─── Material shown

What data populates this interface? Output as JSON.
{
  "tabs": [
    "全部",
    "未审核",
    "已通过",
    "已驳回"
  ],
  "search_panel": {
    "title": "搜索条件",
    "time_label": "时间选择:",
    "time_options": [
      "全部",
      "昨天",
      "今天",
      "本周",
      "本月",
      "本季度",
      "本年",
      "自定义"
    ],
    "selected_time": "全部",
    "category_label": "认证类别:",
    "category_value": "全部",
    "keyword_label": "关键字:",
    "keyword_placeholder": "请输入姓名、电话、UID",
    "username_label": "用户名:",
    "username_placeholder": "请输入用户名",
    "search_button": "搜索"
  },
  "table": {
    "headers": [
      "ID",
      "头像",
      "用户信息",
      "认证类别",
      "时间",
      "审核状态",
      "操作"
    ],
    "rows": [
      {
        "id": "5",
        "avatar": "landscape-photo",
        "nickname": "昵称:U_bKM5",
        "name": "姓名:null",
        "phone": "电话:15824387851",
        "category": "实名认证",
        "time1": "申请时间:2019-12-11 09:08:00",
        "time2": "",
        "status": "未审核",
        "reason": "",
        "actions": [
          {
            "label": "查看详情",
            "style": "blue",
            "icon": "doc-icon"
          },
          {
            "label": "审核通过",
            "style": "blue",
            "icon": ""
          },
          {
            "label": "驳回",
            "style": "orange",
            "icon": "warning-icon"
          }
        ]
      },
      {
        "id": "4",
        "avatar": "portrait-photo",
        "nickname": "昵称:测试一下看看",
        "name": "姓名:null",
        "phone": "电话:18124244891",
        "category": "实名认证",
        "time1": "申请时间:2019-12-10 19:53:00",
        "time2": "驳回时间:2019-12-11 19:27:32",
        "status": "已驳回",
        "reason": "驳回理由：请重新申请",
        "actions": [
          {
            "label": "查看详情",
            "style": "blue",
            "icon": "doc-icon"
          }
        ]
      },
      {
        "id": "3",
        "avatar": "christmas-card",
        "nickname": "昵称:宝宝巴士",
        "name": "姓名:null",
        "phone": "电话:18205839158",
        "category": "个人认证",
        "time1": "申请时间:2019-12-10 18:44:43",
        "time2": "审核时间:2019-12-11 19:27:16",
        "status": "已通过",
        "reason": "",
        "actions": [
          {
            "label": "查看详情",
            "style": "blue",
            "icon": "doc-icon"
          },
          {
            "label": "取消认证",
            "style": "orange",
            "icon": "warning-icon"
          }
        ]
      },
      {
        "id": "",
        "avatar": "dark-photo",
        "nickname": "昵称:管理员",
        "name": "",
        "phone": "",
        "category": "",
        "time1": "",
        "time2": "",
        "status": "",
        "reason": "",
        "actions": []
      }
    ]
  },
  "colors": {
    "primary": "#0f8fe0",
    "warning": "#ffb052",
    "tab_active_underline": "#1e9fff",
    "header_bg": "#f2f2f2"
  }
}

──────

-- What you need to do --
Reproduce the entries above in full, verbatim.

-- Exercise solution --
What data populates this interface? Output as JSON.
{
  "tabs": [
    "全部",
    "未审核",
    "已通过",
    "已驳回"
  ],
  "search_panel": {
    "title": "搜索条件",
    "time_label": "时间选择:",
    "time_options": [
      "全部",
      "昨天",
      "今天",
      "本周",
      "本月",
      "本季度",
      "本年",
      "自定义"
    ],
    "selected_time": "全部",
    "category_label": "认证类别:",
    "category_value": "全部",
    "keyword_label": "关键字:",
    "keyword_placeholder": "请输入姓名、电话、UID",
    "username_label": "用户名:",
    "username_placeholder": "请输入用户名",
    "search_button": "搜索"
  },
  "table": {
    "headers": [
      "ID",
      "头像",
      "用户信息",
      "认证类别",
      "时间",
      "审核状态",
      "操作"
    ],
    "rows": [
      {
        "id": "5",
        "avatar": "landscape-photo",
        "nickname": "昵称:U_bKM5",
        "name": "姓名:null",
        "phone": "电话:15824387851",
        "category": "实名认证",
        "time1": "申请时间:2019-12-11 09:08:00",
        "time2": "",
        "status": "未审核",
        "reason": "",
        "actions": [
          {
            "label": "查看详情",
            "style": "blue",
            "icon": "doc-icon"
          },
          {
            "label": "审核通过",
            "style": "blue",
            "icon": ""
          },
          {
            "label": "驳回",
            "style": "orange",
            "icon": "warning-icon"
          }
        ]
      },
      {
        "id": "4",
        "avatar": "portrait-photo",
        "nickname": "昵称:测试一下看看",
        "name": "姓名:null",
        "phone": "电话:18124244891",
        "category": "实名认证",
        "time1": "申请时间:2019-12-10 19:53:00",
        "time2": "驳回时间:2019-12-11 19:27:32",
        "status": "已驳回",
        "reason": "驳回理由：请重新申请",
        "actions": [
          {
            "label": "查看详情",
            "style": "blue",
            "icon": "doc-icon"
          }
        ]
      },
      {
        "id": "3",
        "avatar": "christmas-card",
        "nickname": "昵称:宝宝巴士",
        "name": "姓名:null",
        "phone": "电话:18205839158",
        "category": "个人认证",
        "time1": "申请时间:2019-12-10 18:44:43",
        "time2": "审核时间:2019-12-11 19:27:16",
        "status": "已通过",
        "reason": "",
        "actions": [
          {
            "label": "查看详情",
            "style": "blue",
            "icon": "doc-icon"
          },
          {
            "label": "取消认证",
            "style": "orange",
            "icon": "warning-icon"
          }
        ]
      },
      {
        "id": "",
        "avatar": "dark-photo",
        "nickname": "昵称:管理员",
        "name": "",
        "phone": "",
        "category": "",
        "time1": "",
        "time2": "",
        "status": "",
        "reason": "",
        "actions": []
      }
    ]
  },
  "colors": {
    "primary": "#0f8fe0",
    "warning": "#ffb052",
    "tab_active_underline": "#1e9fff",
    "header_bg": "#f2f2f2"
  }
}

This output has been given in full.